INSTRUCTIONS TO FOLLOW = Copy every line of the following data that includes the string "dans".

Dataset entries:
***

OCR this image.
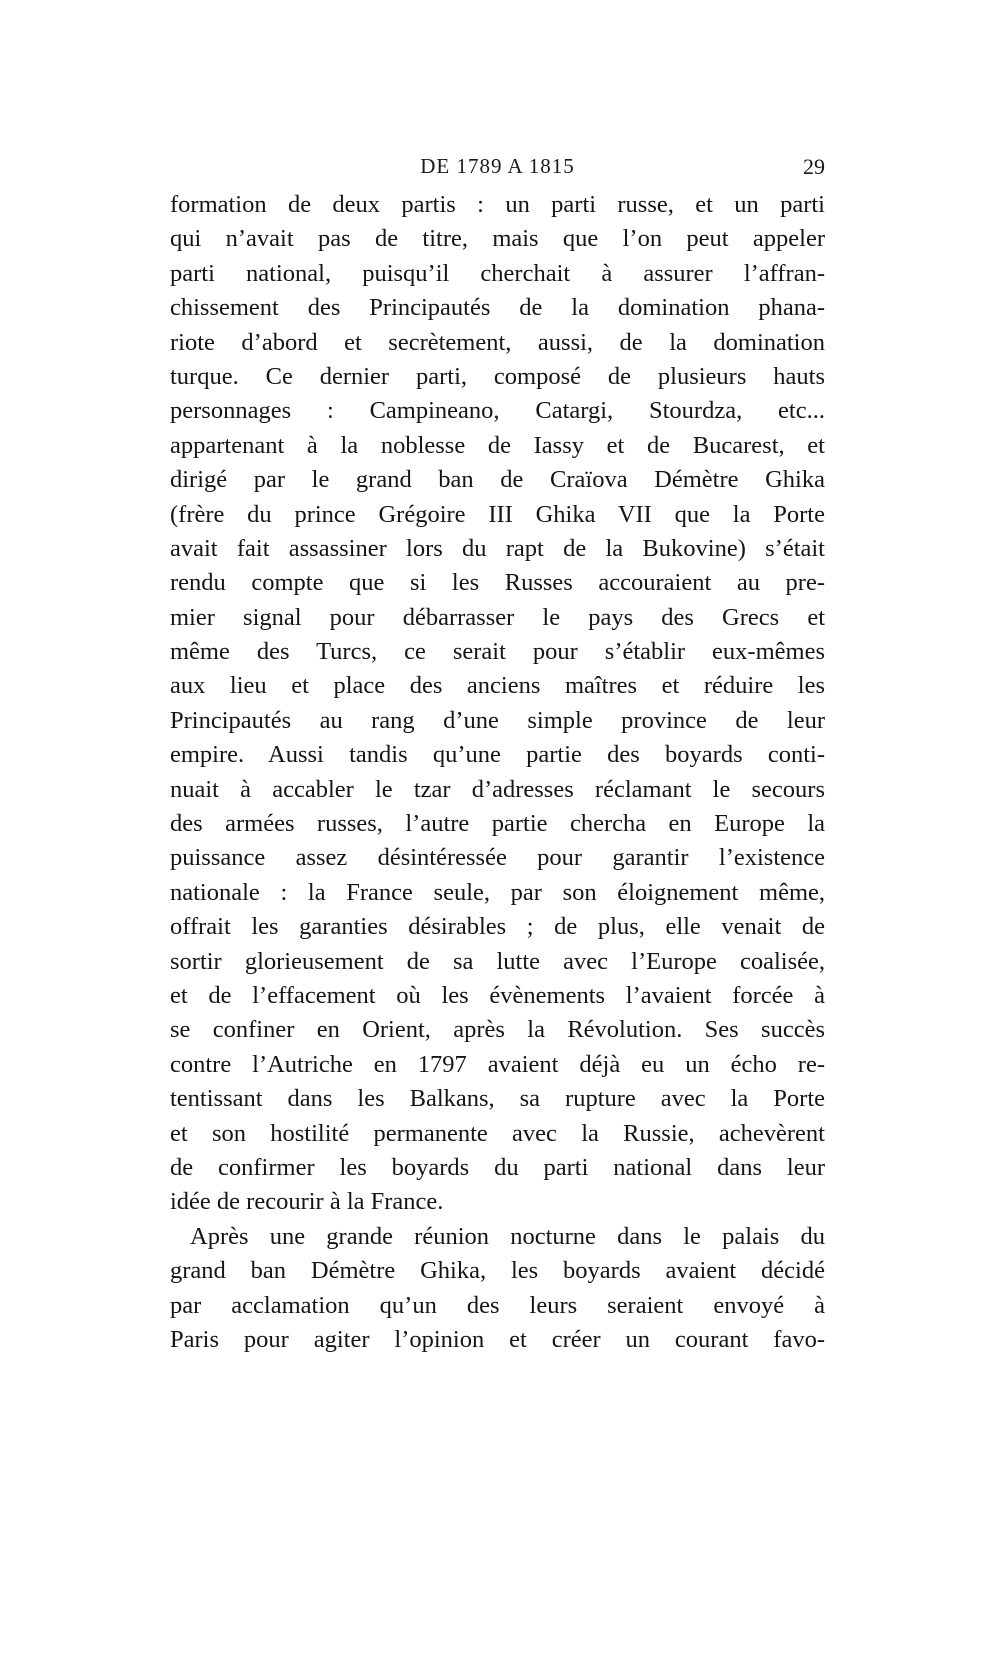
DE 1789 A 1815	29
formation de deux partis : un parti russe, et un parti
qui n’avait pas de titre, mais que l’on peut appeler
parti national, puisqu’il cherchait à assurer l’affran-
chissement des Principautés de la domination phana-
riote d’abord et secrètement, aussi, de la domination
turque. Ce dernier parti, composé de plusieurs hauts
personnages : Campineano, Catargi, Stourdza, etc...
appartenant à la noblesse de Iassy et de Bucarest, et
dirigé par le grand ban de Craïova Démètre Ghika
(frère du prince Grégoire III Ghika VII que la Porte
avait fait assassiner lors du rapt de la Bukovine) s’était
rendu compte que si les Russes accouraient au pre-
mier signal pour débarrasser le pays des Grecs et
même des Turcs, ce serait pour s’établir eux-mêmes
aux lieu et place des anciens maîtres et réduire les
Principautés au rang d’une simple province de leur
empire. Aussi tandis qu’une partie des boyards conti-
nuait à accabler le tzar d’adresses réclamant le secours
des armées russes, l’autre partie chercha en Europe la
puissance assez désintéressée pour garantir l’existence
nationale : la France seule, par son éloignement même,
offrait les garanties désirables ; de plus, elle venait de
sortir glorieusement de sa lutte avec l’Europe coalisée,
et de l’effacement où les évènements l’avaient forcée à
se confiner en Orient, après la Révolution. Ses succès
contre l’Autriche en 1797 avaient déjà eu un écho re-
tentissant dans les Balkans, sa rupture avec la Porte
et son hostilité permanente avec la Russie, achevèrent
de confirmer les boyards du parti national dans leur
idée de recourir à la France.
Après une grande réunion nocturne dans le palais du
grand ban Démètre Ghika, les boyards avaient décidé
par acclamation qu’un des leurs seraient envoyé à
Paris pour agiter l’opinion et créer un courant favo-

***

TASK ANSWER =
tentissant dans les Balkans, sa rupture avec la Porte
de confirmer les boyards du parti national dans leur
Après une grande réunion nocturne dans le palais du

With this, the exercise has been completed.